▸ Work to complete
Copy all the material that follows, keeping every character the same.

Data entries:
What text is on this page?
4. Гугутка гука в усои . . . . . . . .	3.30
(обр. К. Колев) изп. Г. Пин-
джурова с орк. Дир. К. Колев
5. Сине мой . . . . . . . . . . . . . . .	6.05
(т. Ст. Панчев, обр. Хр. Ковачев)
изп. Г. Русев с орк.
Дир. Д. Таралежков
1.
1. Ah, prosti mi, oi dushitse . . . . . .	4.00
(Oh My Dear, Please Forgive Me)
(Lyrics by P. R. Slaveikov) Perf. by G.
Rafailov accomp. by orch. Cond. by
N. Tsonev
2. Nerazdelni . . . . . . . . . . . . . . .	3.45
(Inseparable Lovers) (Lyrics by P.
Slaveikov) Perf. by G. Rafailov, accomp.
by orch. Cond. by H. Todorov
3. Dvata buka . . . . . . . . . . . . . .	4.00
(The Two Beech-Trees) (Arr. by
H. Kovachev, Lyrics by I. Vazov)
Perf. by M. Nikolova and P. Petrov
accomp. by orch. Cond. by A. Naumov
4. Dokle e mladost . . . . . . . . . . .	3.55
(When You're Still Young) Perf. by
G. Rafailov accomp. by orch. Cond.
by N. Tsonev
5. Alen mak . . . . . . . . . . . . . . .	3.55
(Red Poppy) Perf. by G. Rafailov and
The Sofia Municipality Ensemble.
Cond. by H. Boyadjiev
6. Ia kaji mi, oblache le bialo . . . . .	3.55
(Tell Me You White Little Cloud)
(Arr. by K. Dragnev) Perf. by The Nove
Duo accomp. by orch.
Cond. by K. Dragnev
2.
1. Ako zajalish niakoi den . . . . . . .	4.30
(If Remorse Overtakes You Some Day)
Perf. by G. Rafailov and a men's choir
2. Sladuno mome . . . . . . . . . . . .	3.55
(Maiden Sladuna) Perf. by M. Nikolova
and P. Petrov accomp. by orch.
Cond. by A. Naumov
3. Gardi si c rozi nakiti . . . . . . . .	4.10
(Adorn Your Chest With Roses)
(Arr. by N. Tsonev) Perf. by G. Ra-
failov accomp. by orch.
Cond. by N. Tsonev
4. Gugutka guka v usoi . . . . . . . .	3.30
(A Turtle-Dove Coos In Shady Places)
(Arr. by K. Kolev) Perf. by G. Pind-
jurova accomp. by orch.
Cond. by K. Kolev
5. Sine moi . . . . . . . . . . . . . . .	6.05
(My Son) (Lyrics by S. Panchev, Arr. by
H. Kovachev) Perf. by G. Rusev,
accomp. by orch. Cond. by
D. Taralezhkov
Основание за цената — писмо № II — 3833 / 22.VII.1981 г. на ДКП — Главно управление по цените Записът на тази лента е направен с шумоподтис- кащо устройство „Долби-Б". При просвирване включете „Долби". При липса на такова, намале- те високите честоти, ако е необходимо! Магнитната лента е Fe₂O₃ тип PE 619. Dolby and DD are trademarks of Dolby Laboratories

▸ Solution
What text is on this page?
4. Гугутка гука в усои . . . . . . . .	3.30
(обр. К. Колев) изп. Г. Пин-
джурова с орк. Дир. К. Колев
5. Сине мой . . . . . . . . . . . . . . .	6.05
(т. Ст. Панчев, обр. Хр. Ковачев)
изп. Г. Русев с орк.
Дир. Д. Таралежков
1.
1. Ah, prosti mi, oi dushitse . . . . . .	4.00
(Oh My Dear, Please Forgive Me)
(Lyrics by P. R. Slaveikov) Perf. by G.
Rafailov accomp. by orch. Cond. by
N. Tsonev
2. Nerazdelni . . . . . . . . . . . . . . .	3.45
(Inseparable Lovers) (Lyrics by P.
Slaveikov) Perf. by G. Rafailov, accomp.
by orch. Cond. by H. Todorov
3. Dvata buka . . . . . . . . . . . . . .	4.00
(The Two Beech-Trees) (Arr. by
H. Kovachev, Lyrics by I. Vazov)
Perf. by M. Nikolova and P. Petrov
accomp. by orch. Cond. by A. Naumov
4. Dokle e mladost . . . . . . . . . . .	3.55
(When You're Still Young) Perf. by
G. Rafailov accomp. by orch. Cond.
by N. Tsonev
5. Alen mak . . . . . . . . . . . . . . .	3.55
(Red Poppy) Perf. by G. Rafailov and
The Sofia Municipality Ensemble.
Cond. by H. Boyadjiev
6. Ia kaji mi, oblache le bialo . . . . .	3.55
(Tell Me You White Little Cloud)
(Arr. by K. Dragnev) Perf. by The Nove
Duo accomp. by orch.
Cond. by K. Dragnev
2.
1. Ako zajalish niakoi den . . . . . . .	4.30
(If Remorse Overtakes You Some Day)
Perf. by G. Rafailov and a men's choir
2. Sladuno mome . . . . . . . . . . . .	3.55
(Maiden Sladuna) Perf. by M. Nikolova
and P. Petrov accomp. by orch.
Cond. by A. Naumov
3. Gardi si c rozi nakiti . . . . . . . .	4.10
(Adorn Your Chest With Roses)
(Arr. by N. Tsonev) Perf. by G. Ra-
failov accomp. by orch.
Cond. by N. Tsonev
4. Gugutka guka v usoi . . . . . . . .	3.30
(A Turtle-Dove Coos In Shady Places)
(Arr. by K. Kolev) Perf. by G. Pind-
jurova accomp. by orch.
Cond. by K. Kolev
5. Sine moi . . . . . . . . . . . . . . .	6.05
(My Son) (Lyrics by S. Panchev, Arr. by
H. Kovachev) Perf. by G. Rusev,
accomp. by orch. Cond. by
D. Taralezhkov
Основание за цената — писмо № II — 3833 / 22.VII.1981 г. на ДКП — Главно управление по цените Записът на тази лента е направен с шумоподтис- кащо устройство „Долби-Б". При просвирване включете „Долби". При липса на такова, намале- те високите честоти, ако е необходимо! Магнитната лента е Fe₂O₃ тип PE 619. Dolby and DD are trademarks of Dolby Laboratories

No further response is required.